* begin Material to process *

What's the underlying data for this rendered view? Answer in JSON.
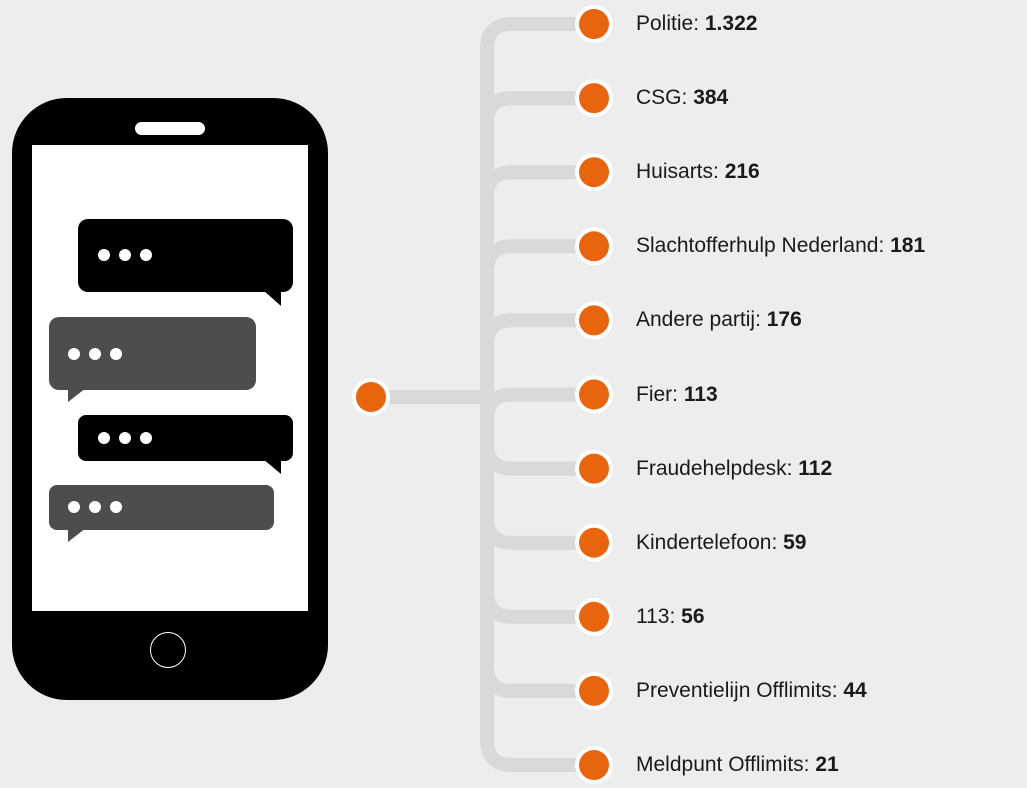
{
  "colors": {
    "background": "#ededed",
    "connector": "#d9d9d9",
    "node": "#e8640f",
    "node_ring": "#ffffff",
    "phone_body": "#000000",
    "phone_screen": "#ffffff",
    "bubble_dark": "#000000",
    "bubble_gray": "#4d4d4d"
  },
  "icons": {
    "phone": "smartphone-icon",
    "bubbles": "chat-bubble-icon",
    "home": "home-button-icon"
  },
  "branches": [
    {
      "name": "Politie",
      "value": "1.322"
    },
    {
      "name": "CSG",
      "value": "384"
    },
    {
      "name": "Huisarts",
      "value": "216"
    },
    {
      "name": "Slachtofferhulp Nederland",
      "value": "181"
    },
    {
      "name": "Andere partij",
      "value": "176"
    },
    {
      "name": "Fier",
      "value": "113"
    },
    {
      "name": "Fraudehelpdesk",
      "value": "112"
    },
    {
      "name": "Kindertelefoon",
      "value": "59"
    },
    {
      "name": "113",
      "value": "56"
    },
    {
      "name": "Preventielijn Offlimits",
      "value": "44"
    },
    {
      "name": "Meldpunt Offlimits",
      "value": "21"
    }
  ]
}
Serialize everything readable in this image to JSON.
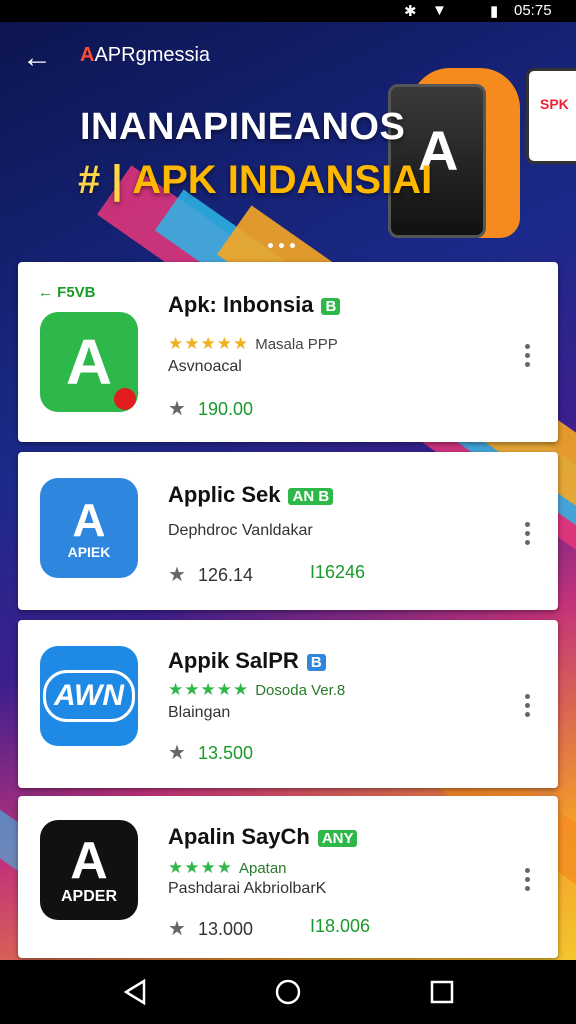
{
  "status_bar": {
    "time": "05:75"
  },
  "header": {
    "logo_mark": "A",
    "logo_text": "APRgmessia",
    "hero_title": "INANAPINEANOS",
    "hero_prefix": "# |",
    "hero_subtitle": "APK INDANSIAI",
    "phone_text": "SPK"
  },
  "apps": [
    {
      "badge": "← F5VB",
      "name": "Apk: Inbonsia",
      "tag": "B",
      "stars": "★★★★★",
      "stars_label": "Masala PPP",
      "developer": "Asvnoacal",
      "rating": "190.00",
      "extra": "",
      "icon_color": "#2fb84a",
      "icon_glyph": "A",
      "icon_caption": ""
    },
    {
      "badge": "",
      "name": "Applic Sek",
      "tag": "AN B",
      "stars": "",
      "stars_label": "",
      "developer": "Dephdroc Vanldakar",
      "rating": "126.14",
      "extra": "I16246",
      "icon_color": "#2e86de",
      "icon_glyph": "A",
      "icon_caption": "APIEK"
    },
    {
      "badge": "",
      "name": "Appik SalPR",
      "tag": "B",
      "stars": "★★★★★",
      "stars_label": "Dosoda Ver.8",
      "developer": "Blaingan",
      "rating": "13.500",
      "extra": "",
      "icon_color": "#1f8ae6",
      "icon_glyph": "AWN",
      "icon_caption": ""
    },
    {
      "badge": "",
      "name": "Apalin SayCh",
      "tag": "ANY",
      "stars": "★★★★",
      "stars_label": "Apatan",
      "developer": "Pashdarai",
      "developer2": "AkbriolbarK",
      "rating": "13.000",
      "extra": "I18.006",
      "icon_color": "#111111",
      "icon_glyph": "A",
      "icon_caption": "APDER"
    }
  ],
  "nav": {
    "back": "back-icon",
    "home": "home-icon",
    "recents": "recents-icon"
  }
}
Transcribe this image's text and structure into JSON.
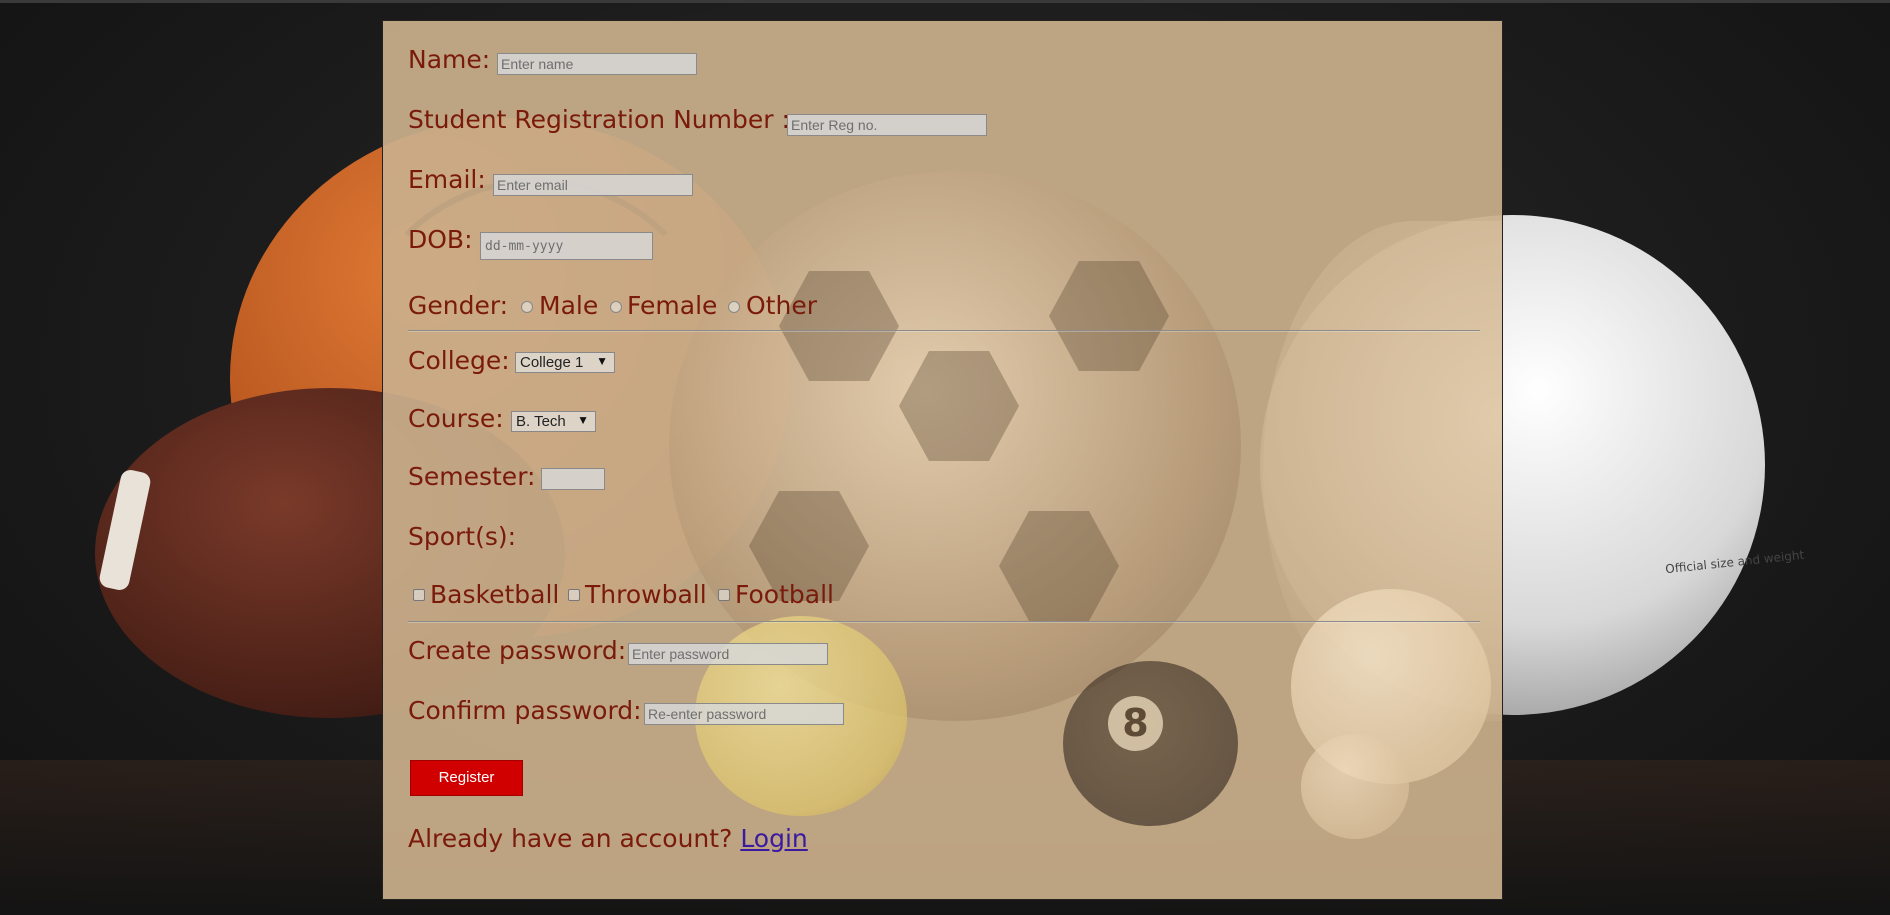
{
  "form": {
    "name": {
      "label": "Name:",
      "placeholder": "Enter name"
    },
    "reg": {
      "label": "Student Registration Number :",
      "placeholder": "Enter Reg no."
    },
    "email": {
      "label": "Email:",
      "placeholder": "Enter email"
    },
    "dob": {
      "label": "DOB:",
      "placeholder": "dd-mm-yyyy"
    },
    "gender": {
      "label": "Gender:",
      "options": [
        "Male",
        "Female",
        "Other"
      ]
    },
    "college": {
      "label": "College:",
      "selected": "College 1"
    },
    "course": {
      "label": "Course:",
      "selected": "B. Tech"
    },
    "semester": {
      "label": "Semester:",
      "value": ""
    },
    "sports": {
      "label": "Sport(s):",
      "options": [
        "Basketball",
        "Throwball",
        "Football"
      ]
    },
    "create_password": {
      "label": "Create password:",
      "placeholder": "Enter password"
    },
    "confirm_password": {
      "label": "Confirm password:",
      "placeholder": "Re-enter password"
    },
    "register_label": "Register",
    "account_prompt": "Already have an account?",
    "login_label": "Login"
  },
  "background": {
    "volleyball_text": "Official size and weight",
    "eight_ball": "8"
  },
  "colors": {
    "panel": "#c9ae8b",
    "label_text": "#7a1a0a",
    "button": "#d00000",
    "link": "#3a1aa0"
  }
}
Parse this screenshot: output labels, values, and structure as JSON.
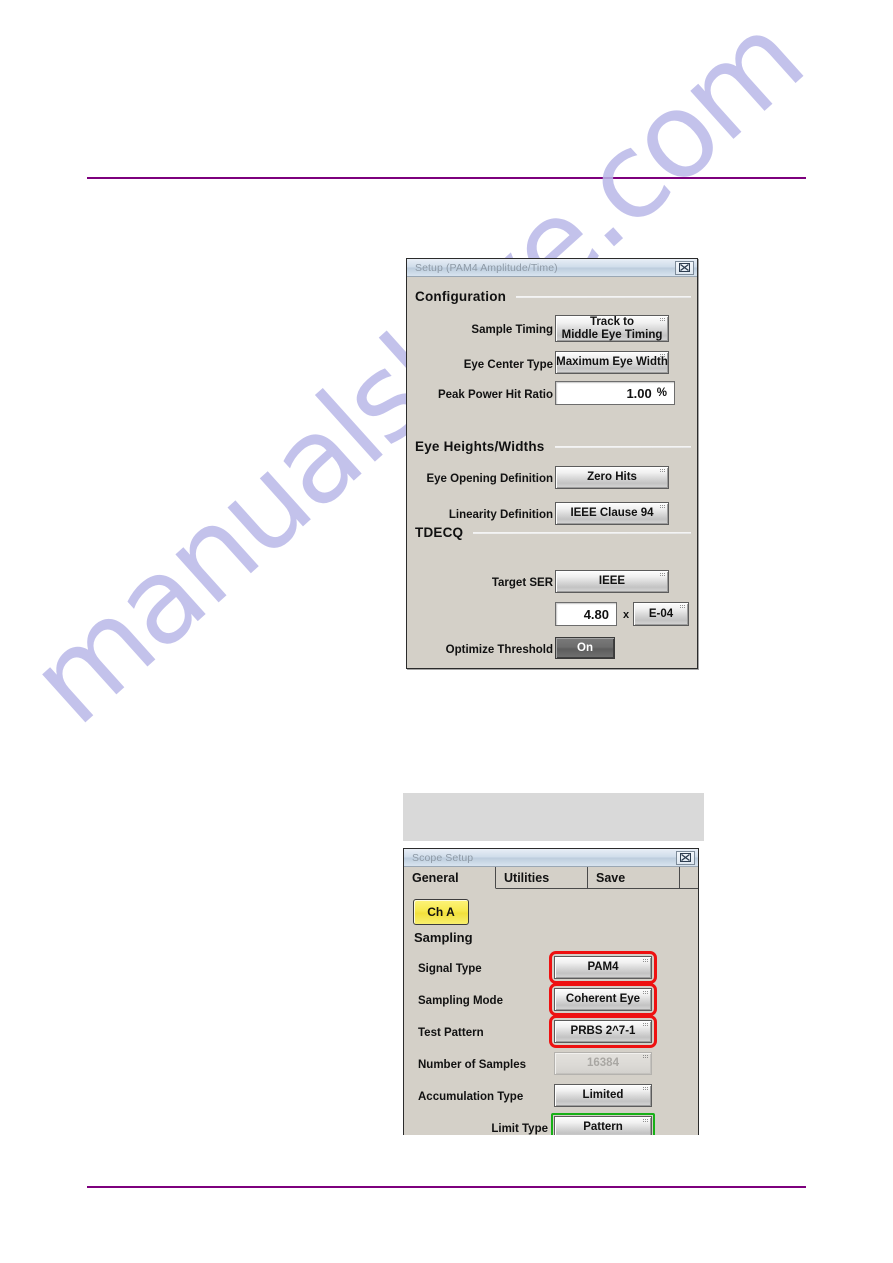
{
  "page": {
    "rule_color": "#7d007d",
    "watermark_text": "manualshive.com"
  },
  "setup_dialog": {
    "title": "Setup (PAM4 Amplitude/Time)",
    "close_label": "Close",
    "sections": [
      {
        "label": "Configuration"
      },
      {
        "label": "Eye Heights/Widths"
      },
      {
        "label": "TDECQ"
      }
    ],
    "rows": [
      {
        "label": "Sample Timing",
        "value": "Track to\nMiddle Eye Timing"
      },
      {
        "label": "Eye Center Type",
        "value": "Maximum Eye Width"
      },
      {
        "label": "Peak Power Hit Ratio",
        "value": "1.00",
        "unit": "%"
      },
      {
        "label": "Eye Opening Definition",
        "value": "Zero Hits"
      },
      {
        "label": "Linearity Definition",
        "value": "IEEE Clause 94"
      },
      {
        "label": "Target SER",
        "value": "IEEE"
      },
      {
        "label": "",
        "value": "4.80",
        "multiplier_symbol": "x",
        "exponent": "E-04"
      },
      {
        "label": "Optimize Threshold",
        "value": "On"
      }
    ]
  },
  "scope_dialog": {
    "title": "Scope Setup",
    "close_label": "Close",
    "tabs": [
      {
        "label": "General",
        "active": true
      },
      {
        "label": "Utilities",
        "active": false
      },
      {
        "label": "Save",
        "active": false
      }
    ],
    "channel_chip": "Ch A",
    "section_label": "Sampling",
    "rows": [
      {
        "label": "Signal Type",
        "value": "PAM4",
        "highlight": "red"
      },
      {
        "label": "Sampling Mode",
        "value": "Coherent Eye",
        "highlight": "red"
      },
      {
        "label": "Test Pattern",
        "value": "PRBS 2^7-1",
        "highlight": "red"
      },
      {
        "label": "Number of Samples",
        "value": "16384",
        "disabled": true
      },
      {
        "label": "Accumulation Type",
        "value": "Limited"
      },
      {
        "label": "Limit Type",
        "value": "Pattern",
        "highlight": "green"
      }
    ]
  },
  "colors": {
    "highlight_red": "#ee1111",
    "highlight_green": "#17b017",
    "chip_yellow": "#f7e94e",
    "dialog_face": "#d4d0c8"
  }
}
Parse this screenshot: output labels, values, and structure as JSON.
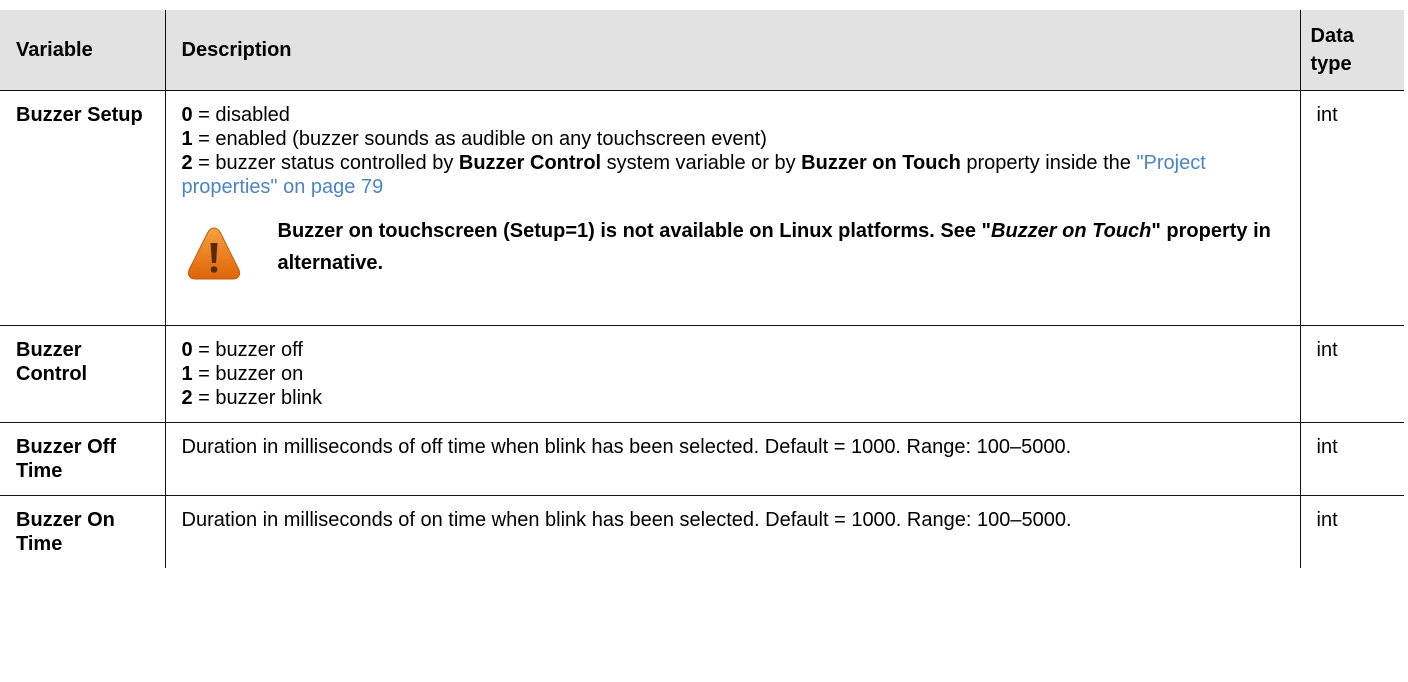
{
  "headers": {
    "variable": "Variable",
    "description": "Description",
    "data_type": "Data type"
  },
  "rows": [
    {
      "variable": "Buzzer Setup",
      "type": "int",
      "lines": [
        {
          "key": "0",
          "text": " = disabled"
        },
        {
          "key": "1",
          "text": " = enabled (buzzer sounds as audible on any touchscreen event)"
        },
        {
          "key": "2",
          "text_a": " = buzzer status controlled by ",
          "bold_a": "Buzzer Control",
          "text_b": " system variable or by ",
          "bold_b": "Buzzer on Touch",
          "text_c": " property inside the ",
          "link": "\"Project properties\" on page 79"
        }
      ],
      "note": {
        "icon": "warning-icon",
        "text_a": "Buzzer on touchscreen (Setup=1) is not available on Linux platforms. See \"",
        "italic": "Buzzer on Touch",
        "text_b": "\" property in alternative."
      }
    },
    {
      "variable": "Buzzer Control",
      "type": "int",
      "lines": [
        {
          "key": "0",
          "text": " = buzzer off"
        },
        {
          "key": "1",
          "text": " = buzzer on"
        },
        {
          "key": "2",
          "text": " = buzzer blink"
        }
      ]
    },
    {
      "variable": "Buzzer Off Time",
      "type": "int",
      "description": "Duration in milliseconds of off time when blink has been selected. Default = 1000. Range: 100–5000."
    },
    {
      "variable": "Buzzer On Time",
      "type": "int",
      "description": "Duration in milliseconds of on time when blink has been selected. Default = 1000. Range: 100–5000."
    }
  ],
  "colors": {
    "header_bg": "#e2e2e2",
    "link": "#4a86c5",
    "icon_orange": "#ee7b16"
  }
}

* end Material to process *

# Stated problem:
The word "this" appears in how many lines of the data? Answer with only the number.

# Written solution:
5